-- BEGIN Exercise data --
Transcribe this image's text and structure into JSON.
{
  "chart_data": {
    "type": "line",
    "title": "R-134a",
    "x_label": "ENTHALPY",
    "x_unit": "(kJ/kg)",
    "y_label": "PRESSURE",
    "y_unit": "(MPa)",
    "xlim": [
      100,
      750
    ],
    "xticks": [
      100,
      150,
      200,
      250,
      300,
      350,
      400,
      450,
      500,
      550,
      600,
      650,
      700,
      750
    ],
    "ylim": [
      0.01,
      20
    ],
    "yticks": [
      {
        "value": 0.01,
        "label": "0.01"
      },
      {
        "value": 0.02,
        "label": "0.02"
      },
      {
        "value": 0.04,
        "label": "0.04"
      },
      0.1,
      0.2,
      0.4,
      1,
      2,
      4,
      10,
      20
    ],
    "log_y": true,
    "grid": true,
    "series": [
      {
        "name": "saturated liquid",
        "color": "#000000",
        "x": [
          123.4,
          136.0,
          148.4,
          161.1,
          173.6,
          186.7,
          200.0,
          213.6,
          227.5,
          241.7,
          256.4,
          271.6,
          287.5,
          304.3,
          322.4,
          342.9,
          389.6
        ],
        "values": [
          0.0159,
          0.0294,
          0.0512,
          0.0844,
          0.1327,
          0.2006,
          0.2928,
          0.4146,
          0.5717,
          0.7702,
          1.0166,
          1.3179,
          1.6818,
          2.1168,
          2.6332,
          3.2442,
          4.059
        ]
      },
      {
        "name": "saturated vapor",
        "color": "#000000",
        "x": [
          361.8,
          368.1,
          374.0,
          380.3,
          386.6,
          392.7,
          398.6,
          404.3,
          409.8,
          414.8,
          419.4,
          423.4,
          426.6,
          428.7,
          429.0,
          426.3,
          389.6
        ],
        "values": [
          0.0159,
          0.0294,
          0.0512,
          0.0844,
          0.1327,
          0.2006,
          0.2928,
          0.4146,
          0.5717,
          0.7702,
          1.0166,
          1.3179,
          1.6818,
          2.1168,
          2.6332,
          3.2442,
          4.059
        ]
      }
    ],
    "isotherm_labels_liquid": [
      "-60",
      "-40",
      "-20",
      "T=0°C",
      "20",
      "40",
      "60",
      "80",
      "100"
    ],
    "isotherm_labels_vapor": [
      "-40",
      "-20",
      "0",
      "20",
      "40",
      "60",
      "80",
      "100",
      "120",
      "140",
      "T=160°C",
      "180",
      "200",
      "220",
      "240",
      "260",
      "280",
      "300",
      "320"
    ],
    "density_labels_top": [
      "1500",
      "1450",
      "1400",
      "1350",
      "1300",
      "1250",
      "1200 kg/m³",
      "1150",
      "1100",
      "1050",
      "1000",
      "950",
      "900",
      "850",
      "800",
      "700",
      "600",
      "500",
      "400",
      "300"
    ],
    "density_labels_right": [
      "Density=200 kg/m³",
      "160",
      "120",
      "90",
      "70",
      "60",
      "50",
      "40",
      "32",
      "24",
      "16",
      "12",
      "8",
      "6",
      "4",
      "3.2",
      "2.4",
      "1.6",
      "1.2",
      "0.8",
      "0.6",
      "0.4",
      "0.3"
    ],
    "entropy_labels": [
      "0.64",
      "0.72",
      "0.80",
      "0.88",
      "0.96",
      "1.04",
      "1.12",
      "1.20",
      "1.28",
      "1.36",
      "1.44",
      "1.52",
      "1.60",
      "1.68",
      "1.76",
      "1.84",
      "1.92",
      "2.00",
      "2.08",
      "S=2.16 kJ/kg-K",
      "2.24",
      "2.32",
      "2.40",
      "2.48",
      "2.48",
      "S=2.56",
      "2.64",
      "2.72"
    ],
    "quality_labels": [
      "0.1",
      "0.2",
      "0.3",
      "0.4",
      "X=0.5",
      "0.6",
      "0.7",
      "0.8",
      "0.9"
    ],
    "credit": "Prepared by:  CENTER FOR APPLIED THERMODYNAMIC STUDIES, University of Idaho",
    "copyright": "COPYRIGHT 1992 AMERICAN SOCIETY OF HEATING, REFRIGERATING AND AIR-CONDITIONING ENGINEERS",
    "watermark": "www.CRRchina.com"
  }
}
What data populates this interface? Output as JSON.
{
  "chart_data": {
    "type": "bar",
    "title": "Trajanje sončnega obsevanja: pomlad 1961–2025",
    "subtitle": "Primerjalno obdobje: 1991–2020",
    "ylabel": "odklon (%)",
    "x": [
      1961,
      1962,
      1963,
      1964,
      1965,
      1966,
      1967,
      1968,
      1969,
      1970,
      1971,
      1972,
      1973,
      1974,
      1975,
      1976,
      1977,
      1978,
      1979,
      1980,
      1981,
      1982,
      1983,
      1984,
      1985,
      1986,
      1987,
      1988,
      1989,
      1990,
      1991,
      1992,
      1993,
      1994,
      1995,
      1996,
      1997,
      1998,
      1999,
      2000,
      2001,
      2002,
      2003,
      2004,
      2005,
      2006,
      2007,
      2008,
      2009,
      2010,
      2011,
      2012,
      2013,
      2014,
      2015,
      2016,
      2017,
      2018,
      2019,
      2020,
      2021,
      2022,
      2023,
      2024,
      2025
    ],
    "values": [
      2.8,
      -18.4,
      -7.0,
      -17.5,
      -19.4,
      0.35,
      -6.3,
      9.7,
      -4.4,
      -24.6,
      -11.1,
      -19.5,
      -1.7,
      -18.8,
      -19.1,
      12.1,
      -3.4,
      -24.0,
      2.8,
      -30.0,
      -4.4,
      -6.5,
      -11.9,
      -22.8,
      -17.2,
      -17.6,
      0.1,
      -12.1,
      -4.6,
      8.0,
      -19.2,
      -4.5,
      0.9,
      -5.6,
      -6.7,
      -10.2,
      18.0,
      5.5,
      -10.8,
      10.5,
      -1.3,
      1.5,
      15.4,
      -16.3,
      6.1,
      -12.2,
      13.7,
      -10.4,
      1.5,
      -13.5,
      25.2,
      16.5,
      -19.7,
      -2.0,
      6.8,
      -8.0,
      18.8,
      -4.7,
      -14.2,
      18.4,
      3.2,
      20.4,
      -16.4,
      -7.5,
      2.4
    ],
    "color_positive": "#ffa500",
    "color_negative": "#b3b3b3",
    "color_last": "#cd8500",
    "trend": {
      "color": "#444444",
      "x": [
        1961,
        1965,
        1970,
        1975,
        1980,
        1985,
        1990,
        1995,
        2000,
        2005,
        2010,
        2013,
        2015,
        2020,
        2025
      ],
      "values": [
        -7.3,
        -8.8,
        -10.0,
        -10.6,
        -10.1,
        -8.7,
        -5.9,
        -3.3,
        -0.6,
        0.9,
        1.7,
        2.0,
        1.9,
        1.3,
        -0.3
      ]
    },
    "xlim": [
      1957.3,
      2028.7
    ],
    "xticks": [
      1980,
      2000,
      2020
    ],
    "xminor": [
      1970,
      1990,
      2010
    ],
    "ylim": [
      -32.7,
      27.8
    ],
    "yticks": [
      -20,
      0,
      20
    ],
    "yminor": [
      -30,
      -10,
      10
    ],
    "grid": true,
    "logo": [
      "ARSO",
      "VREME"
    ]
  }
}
-- END Exercise data --
» **What is needed**:
Generate an exact reproduction of all entries.

» **Answer to this task**:
Transcribe this image's text and structure into JSON.
{
  "chart_data": {
    "type": "line",
    "title": "R-134a",
    "x_label": "ENTHALPY",
    "x_unit": "(kJ/kg)",
    "y_label": "PRESSURE",
    "y_unit": "(MPa)",
    "xlim": [
      100,
      750
    ],
    "xticks": [
      100,
      150,
      200,
      250,
      300,
      350,
      400,
      450,
      500,
      550,
      600,
      650,
      700,
      750
    ],
    "ylim": [
      0.01,
      20
    ],
    "yticks": [
      {
        "value": 0.01,
        "label": "0.01"
      },
      {
        "value": 0.02,
        "label": "0.02"
      },
      {
        "value": 0.04,
        "label": "0.04"
      },
      0.1,
      0.2,
      0.4,
      1,
      2,
      4,
      10,
      20
    ],
    "log_y": true,
    "grid": true,
    "series": [
      {
        "name": "saturated liquid",
        "color": "#000000",
        "x": [
          123.4,
          136.0,
          148.4,
          161.1,
          173.6,
          186.7,
          200.0,
          213.6,
          227.5,
          241.7,
          256.4,
          271.6,
          287.5,
          304.3,
          322.4,
          342.9,
          389.6
        ],
        "values": [
          0.0159,
          0.0294,
          0.0512,
          0.0844,
          0.1327,
          0.2006,
          0.2928,
          0.4146,
          0.5717,
          0.7702,
          1.0166,
          1.3179,
          1.6818,
          2.1168,
          2.6332,
          3.2442,
          4.059
        ]
      },
      {
        "name": "saturated vapor",
        "color": "#000000",
        "x": [
          361.8,
          368.1,
          374.0,
          380.3,
          386.6,
          392.7,
          398.6,
          404.3,
          409.8,
          414.8,
          419.4,
          423.4,
          426.6,
          428.7,
          429.0,
          426.3,
          389.6
        ],
        "values": [
          0.0159,
          0.0294,
          0.0512,
          0.0844,
          0.1327,
          0.2006,
          0.2928,
          0.4146,
          0.5717,
          0.7702,
          1.0166,
          1.3179,
          1.6818,
          2.1168,
          2.6332,
          3.2442,
          4.059
        ]
      }
    ],
    "isotherm_labels_liquid": [
      "-60",
      "-40",
      "-20",
      "T=0°C",
      "20",
      "40",
      "60",
      "80",
      "100"
    ],
    "isotherm_labels_vapor": [
      "-40",
      "-20",
      "0",
      "20",
      "40",
      "60",
      "80",
      "100",
      "120",
      "140",
      "T=160°C",
      "180",
      "200",
      "220",
      "240",
      "260",
      "280",
      "300",
      "320"
    ],
    "density_labels_top": [
      "1500",
      "1450",
      "1400",
      "1350",
      "1300",
      "1250",
      "1200 kg/m³",
      "1150",
      "1100",
      "1050",
      "1000",
      "950",
      "900",
      "850",
      "800",
      "700",
      "600",
      "500",
      "400",
      "300"
    ],
    "density_labels_right": [
      "Density=200 kg/m³",
      "160",
      "120",
      "90",
      "70",
      "60",
      "50",
      "40",
      "32",
      "24",
      "16",
      "12",
      "8",
      "6",
      "4",
      "3.2",
      "2.4",
      "1.6",
      "1.2",
      "0.8",
      "0.6",
      "0.4",
      "0.3"
    ],
    "entropy_labels": [
      "0.64",
      "0.72",
      "0.80",
      "0.88",
      "0.96",
      "1.04",
      "1.12",
      "1.20",
      "1.28",
      "1.36",
      "1.44",
      "1.52",
      "1.60",
      "1.68",
      "1.76",
      "1.84",
      "1.92",
      "2.00",
      "2.08",
      "S=2.16 kJ/kg-K",
      "2.24",
      "2.32",
      "2.40",
      "2.48",
      "2.48",
      "S=2.56",
      "2.64",
      "2.72"
    ],
    "quality_labels": [
      "0.1",
      "0.2",
      "0.3",
      "0.4",
      "X=0.5",
      "0.6",
      "0.7",
      "0.8",
      "0.9"
    ],
    "credit": "Prepared by:  CENTER FOR APPLIED THERMODYNAMIC STUDIES, University of Idaho",
    "copyright": "COPYRIGHT 1992 AMERICAN SOCIETY OF HEATING, REFRIGERATING AND AIR-CONDITIONING ENGINEERS",
    "watermark": "www.CRRchina.com"
  }
}
What data populates this interface? Output as JSON.
{
  "chart_data": {
    "type": "bar",
    "title": "Trajanje sončnega obsevanja: pomlad 1961–2025",
    "subtitle": "Primerjalno obdobje: 1991–2020",
    "ylabel": "odklon (%)",
    "x": [
      1961,
      1962,
      1963,
      1964,
      1965,
      1966,
      1967,
      1968,
      1969,
      1970,
      1971,
      1972,
      1973,
      1974,
      1975,
      1976,
      1977,
      1978,
      1979,
      1980,
      1981,
      1982,
      1983,
      1984,
      1985,
      1986,
      1987,
      1988,
      1989,
      1990,
      1991,
      1992,
      1993,
      1994,
      1995,
      1996,
      1997,
      1998,
      1999,
      2000,
      2001,
      2002,
      2003,
      2004,
      2005,
      2006,
      2007,
      2008,
      2009,
      2010,
      2011,
      2012,
      2013,
      2014,
      2015,
      2016,
      2017,
      2018,
      2019,
      2020,
      2021,
      2022,
      2023,
      2024,
      2025
    ],
    "values": [
      2.8,
      -18.4,
      -7.0,
      -17.5,
      -19.4,
      0.35,
      -6.3,
      9.7,
      -4.4,
      -24.6,
      -11.1,
      -19.5,
      -1.7,
      -18.8,
      -19.1,
      12.1,
      -3.4,
      -24.0,
      2.8,
      -30.0,
      -4.4,
      -6.5,
      -11.9,
      -22.8,
      -17.2,
      -17.6,
      0.1,
      -12.1,
      -4.6,
      8.0,
      -19.2,
      -4.5,
      0.9,
      -5.6,
      -6.7,
      -10.2,
      18.0,
      5.5,
      -10.8,
      10.5,
      -1.3,
      1.5,
      15.4,
      -16.3,
      6.1,
      -12.2,
      13.7,
      -10.4,
      1.5,
      -13.5,
      25.2,
      16.5,
      -19.7,
      -2.0,
      6.8,
      -8.0,
      18.8,
      -4.7,
      -14.2,
      18.4,
      3.2,
      20.4,
      -16.4,
      -7.5,
      2.4
    ],
    "color_positive": "#ffa500",
    "color_negative": "#b3b3b3",
    "color_last": "#cd8500",
    "trend": {
      "color": "#444444",
      "x": [
        1961,
        1965,
        1970,
        1975,
        1980,
        1985,
        1990,
        1995,
        2000,
        2005,
        2010,
        2013,
        2015,
        2020,
        2025
      ],
      "values": [
        -7.3,
        -8.8,
        -10.0,
        -10.6,
        -10.1,
        -8.7,
        -5.9,
        -3.3,
        -0.6,
        0.9,
        1.7,
        2.0,
        1.9,
        1.3,
        -0.3
      ]
    },
    "xlim": [
      1957.3,
      2028.7
    ],
    "xticks": [
      1980,
      2000,
      2020
    ],
    "xminor": [
      1970,
      1990,
      2010
    ],
    "ylim": [
      -32.7,
      27.8
    ],
    "yticks": [
      -20,
      0,
      20
    ],
    "yminor": [
      -30,
      -10,
      10
    ],
    "grid": true,
    "logo": [
      "ARSO",
      "VREME"
    ]
  }
}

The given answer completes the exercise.